* **What you should do**: Transcribe the records below exactly as they appear.

* **Working data**:
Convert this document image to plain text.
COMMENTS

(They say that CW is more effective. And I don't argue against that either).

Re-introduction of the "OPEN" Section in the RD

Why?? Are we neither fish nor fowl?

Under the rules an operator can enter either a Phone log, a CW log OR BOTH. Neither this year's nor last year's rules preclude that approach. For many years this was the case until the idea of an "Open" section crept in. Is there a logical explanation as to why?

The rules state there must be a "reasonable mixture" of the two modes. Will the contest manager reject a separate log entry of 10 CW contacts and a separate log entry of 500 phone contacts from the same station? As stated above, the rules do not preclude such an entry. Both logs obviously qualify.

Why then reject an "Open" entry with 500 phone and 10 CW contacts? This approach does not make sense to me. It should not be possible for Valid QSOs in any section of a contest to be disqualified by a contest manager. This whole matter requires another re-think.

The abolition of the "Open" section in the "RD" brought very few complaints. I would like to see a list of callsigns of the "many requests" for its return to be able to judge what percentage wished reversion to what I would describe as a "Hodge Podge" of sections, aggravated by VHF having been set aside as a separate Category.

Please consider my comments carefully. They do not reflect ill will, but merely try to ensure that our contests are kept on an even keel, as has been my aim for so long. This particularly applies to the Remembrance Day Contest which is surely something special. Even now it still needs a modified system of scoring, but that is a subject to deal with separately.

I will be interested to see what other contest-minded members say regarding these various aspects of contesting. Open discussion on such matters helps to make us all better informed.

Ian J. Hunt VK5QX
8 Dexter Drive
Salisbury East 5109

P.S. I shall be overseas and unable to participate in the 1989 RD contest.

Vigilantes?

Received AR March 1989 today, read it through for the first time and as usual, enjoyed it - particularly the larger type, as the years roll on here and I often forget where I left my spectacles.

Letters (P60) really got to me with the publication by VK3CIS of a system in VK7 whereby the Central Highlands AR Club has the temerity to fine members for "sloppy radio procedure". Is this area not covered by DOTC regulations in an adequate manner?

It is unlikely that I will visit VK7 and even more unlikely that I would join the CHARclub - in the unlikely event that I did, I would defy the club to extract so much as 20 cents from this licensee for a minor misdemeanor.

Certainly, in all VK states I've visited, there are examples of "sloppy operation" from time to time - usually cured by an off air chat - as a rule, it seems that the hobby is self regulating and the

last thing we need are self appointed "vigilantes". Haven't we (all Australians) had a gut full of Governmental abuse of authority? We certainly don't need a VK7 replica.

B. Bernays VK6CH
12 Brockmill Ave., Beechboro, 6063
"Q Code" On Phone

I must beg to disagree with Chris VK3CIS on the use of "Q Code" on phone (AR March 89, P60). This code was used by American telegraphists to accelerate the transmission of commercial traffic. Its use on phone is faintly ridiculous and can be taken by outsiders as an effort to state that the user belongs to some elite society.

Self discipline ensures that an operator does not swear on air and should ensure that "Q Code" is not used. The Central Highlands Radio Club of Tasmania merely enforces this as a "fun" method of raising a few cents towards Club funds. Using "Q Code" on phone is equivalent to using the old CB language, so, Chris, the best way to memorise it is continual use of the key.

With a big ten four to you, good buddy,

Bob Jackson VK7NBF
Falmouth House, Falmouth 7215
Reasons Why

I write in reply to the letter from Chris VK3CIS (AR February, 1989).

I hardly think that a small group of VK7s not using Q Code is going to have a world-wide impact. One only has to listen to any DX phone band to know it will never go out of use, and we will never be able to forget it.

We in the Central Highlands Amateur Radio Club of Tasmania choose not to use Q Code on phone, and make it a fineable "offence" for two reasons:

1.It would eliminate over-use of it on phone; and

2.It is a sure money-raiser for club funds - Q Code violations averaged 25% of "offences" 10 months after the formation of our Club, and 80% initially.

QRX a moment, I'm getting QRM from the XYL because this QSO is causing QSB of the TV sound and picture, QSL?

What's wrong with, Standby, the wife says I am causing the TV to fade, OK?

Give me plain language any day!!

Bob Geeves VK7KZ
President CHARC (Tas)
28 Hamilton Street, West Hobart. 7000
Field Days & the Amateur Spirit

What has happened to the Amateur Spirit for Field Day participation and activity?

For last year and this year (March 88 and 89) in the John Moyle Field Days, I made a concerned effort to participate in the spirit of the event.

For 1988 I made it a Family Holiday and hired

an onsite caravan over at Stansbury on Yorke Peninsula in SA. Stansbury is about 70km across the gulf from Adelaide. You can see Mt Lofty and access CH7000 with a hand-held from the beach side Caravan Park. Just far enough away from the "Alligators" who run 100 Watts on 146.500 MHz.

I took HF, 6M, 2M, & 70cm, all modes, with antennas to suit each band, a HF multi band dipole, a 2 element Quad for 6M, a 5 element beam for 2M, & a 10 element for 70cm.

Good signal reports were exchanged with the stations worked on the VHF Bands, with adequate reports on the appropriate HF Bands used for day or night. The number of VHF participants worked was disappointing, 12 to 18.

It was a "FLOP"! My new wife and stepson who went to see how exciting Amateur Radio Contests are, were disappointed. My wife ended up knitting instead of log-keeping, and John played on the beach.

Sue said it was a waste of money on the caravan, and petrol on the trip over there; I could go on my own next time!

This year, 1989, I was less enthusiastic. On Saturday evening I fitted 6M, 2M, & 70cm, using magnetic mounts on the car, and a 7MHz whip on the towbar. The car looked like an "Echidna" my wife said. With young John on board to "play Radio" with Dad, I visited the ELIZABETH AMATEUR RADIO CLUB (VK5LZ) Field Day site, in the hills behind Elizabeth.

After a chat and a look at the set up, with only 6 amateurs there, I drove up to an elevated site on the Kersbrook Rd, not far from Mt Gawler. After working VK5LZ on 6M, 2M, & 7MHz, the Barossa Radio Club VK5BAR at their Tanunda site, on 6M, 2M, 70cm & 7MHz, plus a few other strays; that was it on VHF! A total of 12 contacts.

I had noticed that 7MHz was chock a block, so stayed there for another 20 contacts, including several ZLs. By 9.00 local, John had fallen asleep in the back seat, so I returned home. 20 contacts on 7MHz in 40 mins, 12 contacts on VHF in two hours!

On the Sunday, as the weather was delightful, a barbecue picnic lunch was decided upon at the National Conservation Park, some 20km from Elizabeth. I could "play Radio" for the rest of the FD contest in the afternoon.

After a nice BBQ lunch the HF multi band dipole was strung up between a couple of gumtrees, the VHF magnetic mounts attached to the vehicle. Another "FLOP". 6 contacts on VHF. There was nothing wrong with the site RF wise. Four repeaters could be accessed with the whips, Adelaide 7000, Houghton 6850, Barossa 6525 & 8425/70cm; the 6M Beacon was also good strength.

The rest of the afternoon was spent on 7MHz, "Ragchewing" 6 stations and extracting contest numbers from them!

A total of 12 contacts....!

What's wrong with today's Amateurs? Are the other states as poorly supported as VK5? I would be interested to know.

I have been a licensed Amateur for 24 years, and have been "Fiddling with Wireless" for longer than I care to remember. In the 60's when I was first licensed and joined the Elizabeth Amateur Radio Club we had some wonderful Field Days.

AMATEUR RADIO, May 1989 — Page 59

* **In response**:
Convert this document image to plain text.
COMMENTS

(They say that CW is more effective. And I don't argue against that either).

Re-introduction of the "OPEN" Section in the RD

Why?? Are we neither fish nor fowl?

Under the rules an operator can enter either a Phone log, a CW log OR BOTH. Neither this year's nor last year's rules preclude that approach. For many years this was the case until the idea of an "Open" section crept in. Is there a logical explanation as to why?

The rules state there must be a "reasonable mixture" of the two modes. Will the contest manager reject a separate log entry of 10 CW contacts and a separate log entry of 500 phone contacts from the same station? As stated above, the rules do not preclude such an entry. Both logs obviously qualify.

Why then reject an "Open" entry with 500 phone and 10 CW contacts? This approach does not make sense to me. It should not be possible for Valid QSOs in any section of a contest to be disqualified by a contest manager. This whole matter requires another re-think.

The abolition of the "Open" section in the "RD" brought very few complaints. I would like to see a list of callsigns of the "many requests" for its return to be able to judge what percentage wished reversion to what I would describe as a "Hodge Podge" of sections, aggravated by VHF having been set aside as a separate Category.

Please consider my comments carefully. They do not reflect ill will, but merely try to ensure that our contests are kept on an even keel, as has been my aim for so long. This particularly applies to the Remembrance Day Contest which is surely something special. Even now it still needs a modified system of scoring, but that is a subject to deal with separately.

I will be interested to see what other contest-minded members say regarding these various aspects of contesting. Open discussion on such matters helps to make us all better informed.

Ian J. Hunt VK5QX
8 Dexter Drive
Salisbury East 5109

P.S. I shall be overseas and unable to participate in the 1989 RD contest.

Vigilantes?

Received AR March 1989 today, read it through for the first time and as usual, enjoyed it - particularly the larger type, as the years roll on here and I often forget where I left my spectacles.

Letters (P60) really got to me with the publication by VK3CIS of a system in VK7 whereby the Central Highlands AR Club has the temerity to fine members for "sloppy radio procedure". Is this area not covered by DOTC regulations in an adequate manner?

It is unlikely that I will visit VK7 and even more unlikely that I would join the CHARclub - in the unlikely event that I did, I would defy the club to extract so much as 20 cents from this licensee for a minor misdemeanor.

Certainly, in all VK states I've visited, there are examples of "sloppy operation" from time to time - usually cured by an off air chat - as a rule, it seems that the hobby is self regulating and the

last thing we need are self appointed "vigilantes". Haven't we (all Australians) had a gut full of Governmental abuse of authority? We certainly don't need a VK7 replica.

B. Bernays VK6CH
12 Brockmill Ave., Beechboro, 6063
"Q Code" On Phone

I must beg to disagree with Chris VK3CIS on the use of "Q Code" on phone (AR March 89, P60). This code was used by American telegraphists to accelerate the transmission of commercial traffic. Its use on phone is faintly ridiculous and can be taken by outsiders as an effort to state that the user belongs to some elite society.

Self discipline ensures that an operator does not swear on air and should ensure that "Q Code" is not used. The Central Highlands Radio Club of Tasmania merely enforces this as a "fun" method of raising a few cents towards Club funds. Using "Q Code" on phone is equivalent to using the old CB language, so, Chris, the best way to memorise it is continual use of the key.

With a big ten four to you, good buddy,

Bob Jackson VK7NBF
Falmouth House, Falmouth 7215
Reasons Why

I write in reply to the letter from Chris VK3CIS (AR February, 1989).

I hardly think that a small group of VK7s not using Q Code is going to have a world-wide impact. One only has to listen to any DX phone band to know it will never go out of use, and we will never be able to forget it.

We in the Central Highlands Amateur Radio Club of Tasmania choose not to use Q Code on phone, and make it a fineable "offence" for two reasons:

1.It would eliminate over-use of it on phone; and

2.It is a sure money-raiser for club funds - Q Code violations averaged 25% of "offences" 10 months after the formation of our Club, and 80% initially.

QRX a moment, I'm getting QRM from the XYL because this QSO is causing QSB of the TV sound and picture, QSL?

What's wrong with, Standby, the wife says I am causing the TV to fade, OK?

Give me plain language any day!!

Bob Geeves VK7KZ
President CHARC (Tas)
28 Hamilton Street, West Hobart. 7000
Field Days & the Amateur Spirit

What has happened to the Amateur Spirit for Field Day participation and activity?

For last year and this year (March 88 and 89) in the John Moyle Field Days, I made a concerned effort to participate in the spirit of the event.

For 1988 I made it a Family Holiday and hired

an onsite caravan over at Stansbury on Yorke Peninsula in SA. Stansbury is about 70km across the gulf from Adelaide. You can see Mt Lofty and access CH7000 with a hand-held from the beach side Caravan Park. Just far enough away from the "Alligators" who run 100 Watts on 146.500 MHz.

I took HF, 6M, 2M, & 70cm, all modes, with antennas to suit each band, a HF multi band dipole, a 2 element Quad for 6M, a 5 element beam for 2M, & a 10 element for 70cm.

Good signal reports were exchanged with the stations worked on the VHF Bands, with adequate reports on the appropriate HF Bands used for day or night. The number of VHF participants worked was disappointing, 12 to 18.

It was a "FLOP"! My new wife and stepson who went to see how exciting Amateur Radio Contests are, were disappointed. My wife ended up knitting instead of log-keeping, and John played on the beach.

Sue said it was a waste of money on the caravan, and petrol on the trip over there; I could go on my own next time!

This year, 1989, I was less enthusiastic. On Saturday evening I fitted 6M, 2M, & 70cm, using magnetic mounts on the car, and a 7MHz whip on the towbar. The car looked like an "Echidna" my wife said. With young John on board to "play Radio" with Dad, I visited the ELIZABETH AMATEUR RADIO CLUB (VK5LZ) Field Day site, in the hills behind Elizabeth.

After a chat and a look at the set up, with only 6 amateurs there, I drove up to an elevated site on the Kersbrook Rd, not far from Mt Gawler. After working VK5LZ on 6M, 2M, & 7MHz, the Barossa Radio Club VK5BAR at their Tanunda site, on 6M, 2M, 70cm & 7MHz, plus a few other strays; that was it on VHF! A total of 12 contacts.

I had noticed that 7MHz was chock a block, so stayed there for another 20 contacts, including several ZLs. By 9.00 local, John had fallen asleep in the back seat, so I returned home. 20 contacts on 7MHz in 40 mins, 12 contacts on VHF in two hours!

On the Sunday, as the weather was delightful, a barbecue picnic lunch was decided upon at the National Conservation Park, some 20km from Elizabeth. I could "play Radio" for the rest of the FD contest in the afternoon.

After a nice BBQ lunch the HF multi band dipole was strung up between a couple of gumtrees, the VHF magnetic mounts attached to the vehicle. Another "FLOP". 6 contacts on VHF. There was nothing wrong with the site RF wise. Four repeaters could be accessed with the whips, Adelaide 7000, Houghton 6850, Barossa 6525 & 8425/70cm; the 6M Beacon was also good strength.

The rest of the afternoon was spent on 7MHz, "Ragchewing" 6 stations and extracting contest numbers from them!

A total of 12 contacts....!

What's wrong with today's Amateurs? Are the other states as poorly supported as VK5? I would be interested to know.

I have been a licensed Amateur for 24 years, and have been "Fiddling with Wireless" for longer than I care to remember. In the 60's when I was first licensed and joined the Elizabeth Amateur Radio Club we had some wonderful Field Days.

AMATEUR RADIO, May 1989 — Page 59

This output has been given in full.